(Figure contents as structured data)
=====

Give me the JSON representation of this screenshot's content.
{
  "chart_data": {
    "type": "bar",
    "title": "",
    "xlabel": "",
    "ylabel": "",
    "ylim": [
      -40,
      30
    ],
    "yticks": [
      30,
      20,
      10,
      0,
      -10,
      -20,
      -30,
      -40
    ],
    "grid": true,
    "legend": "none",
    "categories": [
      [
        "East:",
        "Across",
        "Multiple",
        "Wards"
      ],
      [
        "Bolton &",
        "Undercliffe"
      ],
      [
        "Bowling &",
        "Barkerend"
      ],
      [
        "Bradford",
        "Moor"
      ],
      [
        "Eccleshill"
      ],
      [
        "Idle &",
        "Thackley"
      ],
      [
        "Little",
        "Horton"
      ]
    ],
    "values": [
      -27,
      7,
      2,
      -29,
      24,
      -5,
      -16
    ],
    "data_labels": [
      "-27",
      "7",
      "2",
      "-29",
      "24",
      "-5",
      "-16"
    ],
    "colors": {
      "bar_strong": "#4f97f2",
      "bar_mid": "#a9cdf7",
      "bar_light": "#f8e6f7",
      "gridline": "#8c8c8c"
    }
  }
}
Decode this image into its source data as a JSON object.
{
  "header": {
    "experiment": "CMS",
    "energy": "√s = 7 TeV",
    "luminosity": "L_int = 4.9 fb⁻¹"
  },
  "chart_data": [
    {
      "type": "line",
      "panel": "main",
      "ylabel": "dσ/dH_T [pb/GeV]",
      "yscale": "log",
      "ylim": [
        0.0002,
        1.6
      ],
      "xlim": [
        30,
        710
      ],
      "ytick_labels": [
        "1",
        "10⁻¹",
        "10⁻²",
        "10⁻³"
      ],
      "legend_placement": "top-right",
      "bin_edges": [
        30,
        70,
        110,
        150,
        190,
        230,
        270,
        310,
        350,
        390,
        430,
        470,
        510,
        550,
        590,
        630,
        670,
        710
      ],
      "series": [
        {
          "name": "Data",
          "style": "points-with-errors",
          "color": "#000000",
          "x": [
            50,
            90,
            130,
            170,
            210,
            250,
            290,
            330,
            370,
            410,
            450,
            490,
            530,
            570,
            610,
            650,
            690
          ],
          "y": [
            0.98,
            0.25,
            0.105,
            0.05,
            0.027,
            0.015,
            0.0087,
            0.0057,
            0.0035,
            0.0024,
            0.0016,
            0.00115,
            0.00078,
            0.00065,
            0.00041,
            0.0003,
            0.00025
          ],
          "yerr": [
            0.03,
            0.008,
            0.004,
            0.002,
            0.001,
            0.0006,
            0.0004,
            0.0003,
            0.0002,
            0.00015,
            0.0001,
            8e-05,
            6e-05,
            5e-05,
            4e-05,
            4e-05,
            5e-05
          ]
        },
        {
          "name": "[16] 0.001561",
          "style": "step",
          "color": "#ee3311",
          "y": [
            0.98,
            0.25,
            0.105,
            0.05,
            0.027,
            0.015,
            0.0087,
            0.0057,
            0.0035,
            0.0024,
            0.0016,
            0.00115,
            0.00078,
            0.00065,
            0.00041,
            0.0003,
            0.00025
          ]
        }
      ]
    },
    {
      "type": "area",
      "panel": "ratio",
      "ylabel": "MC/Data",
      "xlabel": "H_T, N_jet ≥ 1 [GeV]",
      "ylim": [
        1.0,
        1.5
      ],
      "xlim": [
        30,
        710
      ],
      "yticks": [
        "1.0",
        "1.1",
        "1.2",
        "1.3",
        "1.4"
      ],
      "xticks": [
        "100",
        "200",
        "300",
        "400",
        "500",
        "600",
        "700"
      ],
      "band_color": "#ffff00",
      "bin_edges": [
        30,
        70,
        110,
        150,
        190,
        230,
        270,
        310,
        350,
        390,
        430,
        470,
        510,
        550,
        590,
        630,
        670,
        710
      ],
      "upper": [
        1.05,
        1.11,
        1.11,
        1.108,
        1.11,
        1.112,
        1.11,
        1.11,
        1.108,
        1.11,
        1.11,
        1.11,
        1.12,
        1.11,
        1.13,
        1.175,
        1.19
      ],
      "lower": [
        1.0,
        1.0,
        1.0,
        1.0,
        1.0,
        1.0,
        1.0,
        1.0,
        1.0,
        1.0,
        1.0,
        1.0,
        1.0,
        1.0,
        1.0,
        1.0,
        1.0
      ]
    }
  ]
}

=====

- _TASK INSTRUCTIONS_
Go through the lines above. Select every one that has the string "ylabel".

- _EXERCISE RESPONSE_
    "ylabel": "",
      "ylabel": "dσ/dH_T [pb/GeV]",
      "ylabel": "MC/Data",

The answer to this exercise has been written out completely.